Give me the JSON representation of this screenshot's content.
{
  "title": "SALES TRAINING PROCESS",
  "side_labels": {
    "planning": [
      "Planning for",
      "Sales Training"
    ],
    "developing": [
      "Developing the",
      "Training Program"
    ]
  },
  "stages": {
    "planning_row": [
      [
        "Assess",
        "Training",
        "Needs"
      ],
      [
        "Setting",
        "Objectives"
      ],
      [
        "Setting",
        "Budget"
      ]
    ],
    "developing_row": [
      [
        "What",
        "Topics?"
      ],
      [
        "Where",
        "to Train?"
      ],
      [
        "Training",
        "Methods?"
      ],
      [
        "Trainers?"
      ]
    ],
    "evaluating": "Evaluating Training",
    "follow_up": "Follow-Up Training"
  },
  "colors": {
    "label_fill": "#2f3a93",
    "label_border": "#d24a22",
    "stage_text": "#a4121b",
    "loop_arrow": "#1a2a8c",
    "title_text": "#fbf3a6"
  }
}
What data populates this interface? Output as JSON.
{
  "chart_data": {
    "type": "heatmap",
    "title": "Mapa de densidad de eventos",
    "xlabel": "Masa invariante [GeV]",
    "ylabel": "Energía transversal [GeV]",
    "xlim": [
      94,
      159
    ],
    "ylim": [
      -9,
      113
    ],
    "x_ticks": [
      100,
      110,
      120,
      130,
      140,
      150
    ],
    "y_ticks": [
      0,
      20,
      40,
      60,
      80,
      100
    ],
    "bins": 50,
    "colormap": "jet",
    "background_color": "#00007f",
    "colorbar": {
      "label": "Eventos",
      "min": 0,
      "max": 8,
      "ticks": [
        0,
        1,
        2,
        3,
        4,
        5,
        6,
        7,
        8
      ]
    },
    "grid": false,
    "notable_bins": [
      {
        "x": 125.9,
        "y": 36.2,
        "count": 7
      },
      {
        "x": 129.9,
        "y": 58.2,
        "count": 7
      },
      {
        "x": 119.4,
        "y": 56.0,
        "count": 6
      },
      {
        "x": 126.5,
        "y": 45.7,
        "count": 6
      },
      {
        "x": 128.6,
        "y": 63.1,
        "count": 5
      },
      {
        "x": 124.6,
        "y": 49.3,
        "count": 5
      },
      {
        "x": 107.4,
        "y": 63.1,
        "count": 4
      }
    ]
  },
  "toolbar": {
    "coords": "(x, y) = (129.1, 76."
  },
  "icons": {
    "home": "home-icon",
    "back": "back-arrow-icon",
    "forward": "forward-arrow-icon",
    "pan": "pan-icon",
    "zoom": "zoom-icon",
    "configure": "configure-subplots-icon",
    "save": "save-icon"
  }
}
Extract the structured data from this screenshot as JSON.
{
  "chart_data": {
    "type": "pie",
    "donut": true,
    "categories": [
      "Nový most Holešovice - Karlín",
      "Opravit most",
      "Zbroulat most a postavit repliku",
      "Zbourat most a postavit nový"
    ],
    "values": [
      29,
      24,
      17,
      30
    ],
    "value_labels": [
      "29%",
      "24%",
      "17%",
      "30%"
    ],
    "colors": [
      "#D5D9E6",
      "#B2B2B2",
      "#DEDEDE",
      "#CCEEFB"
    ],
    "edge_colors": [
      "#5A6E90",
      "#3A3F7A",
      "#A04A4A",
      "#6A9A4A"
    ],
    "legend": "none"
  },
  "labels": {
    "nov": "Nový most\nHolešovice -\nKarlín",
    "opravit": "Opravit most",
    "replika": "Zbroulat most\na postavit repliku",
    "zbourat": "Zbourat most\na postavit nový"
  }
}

+ + + + + + +

Reproduce the data in full, exactly as presented.

Give me the JSON representation of this screenshot's content.
{
  "title": "SALES TRAINING PROCESS",
  "side_labels": {
    "planning": [
      "Planning for",
      "Sales Training"
    ],
    "developing": [
      "Developing the",
      "Training Program"
    ]
  },
  "stages": {
    "planning_row": [
      [
        "Assess",
        "Training",
        "Needs"
      ],
      [
        "Setting",
        "Objectives"
      ],
      [
        "Setting",
        "Budget"
      ]
    ],
    "developing_row": [
      [
        "What",
        "Topics?"
      ],
      [
        "Where",
        "to Train?"
      ],
      [
        "Training",
        "Methods?"
      ],
      [
        "Trainers?"
      ]
    ],
    "evaluating": "Evaluating Training",
    "follow_up": "Follow-Up Training"
  },
  "colors": {
    "label_fill": "#2f3a93",
    "label_border": "#d24a22",
    "stage_text": "#a4121b",
    "loop_arrow": "#1a2a8c",
    "title_text": "#fbf3a6"
  }
}
What data populates this interface? Output as JSON.
{
  "chart_data": {
    "type": "heatmap",
    "title": "Mapa de densidad de eventos",
    "xlabel": "Masa invariante [GeV]",
    "ylabel": "Energía transversal [GeV]",
    "xlim": [
      94,
      159
    ],
    "ylim": [
      -9,
      113
    ],
    "x_ticks": [
      100,
      110,
      120,
      130,
      140,
      150
    ],
    "y_ticks": [
      0,
      20,
      40,
      60,
      80,
      100
    ],
    "bins": 50,
    "colormap": "jet",
    "background_color": "#00007f",
    "colorbar": {
      "label": "Eventos",
      "min": 0,
      "max": 8,
      "ticks": [
        0,
        1,
        2,
        3,
        4,
        5,
        6,
        7,
        8
      ]
    },
    "grid": false,
    "notable_bins": [
      {
        "x": 125.9,
        "y": 36.2,
        "count": 7
      },
      {
        "x": 129.9,
        "y": 58.2,
        "count": 7
      },
      {
        "x": 119.4,
        "y": 56.0,
        "count": 6
      },
      {
        "x": 126.5,
        "y": 45.7,
        "count": 6
      },
      {
        "x": 128.6,
        "y": 63.1,
        "count": 5
      },
      {
        "x": 124.6,
        "y": 49.3,
        "count": 5
      },
      {
        "x": 107.4,
        "y": 63.1,
        "count": 4
      }
    ]
  },
  "toolbar": {
    "coords": "(x, y) = (129.1, 76."
  },
  "icons": {
    "home": "home-icon",
    "back": "back-arrow-icon",
    "forward": "forward-arrow-icon",
    "pan": "pan-icon",
    "zoom": "zoom-icon",
    "configure": "configure-subplots-icon",
    "save": "save-icon"
  }
}
Extract the structured data from this screenshot as JSON.
{
  "chart_data": {
    "type": "pie",
    "donut": true,
    "categories": [
      "Nový most Holešovice - Karlín",
      "Opravit most",
      "Zbroulat most a postavit repliku",
      "Zbourat most a postavit nový"
    ],
    "values": [
      29,
      24,
      17,
      30
    ],
    "value_labels": [
      "29%",
      "24%",
      "17%",
      "30%"
    ],
    "colors": [
      "#D5D9E6",
      "#B2B2B2",
      "#DEDEDE",
      "#CCEEFB"
    ],
    "edge_colors": [
      "#5A6E90",
      "#3A3F7A",
      "#A04A4A",
      "#6A9A4A"
    ],
    "legend": "none"
  },
  "labels": {
    "nov": "Nový most\nHolešovice -\nKarlín",
    "opravit": "Opravit most",
    "replika": "Zbroulat most\na postavit repliku",
    "zbourat": "Zbourat most\na postavit nový"
  }
}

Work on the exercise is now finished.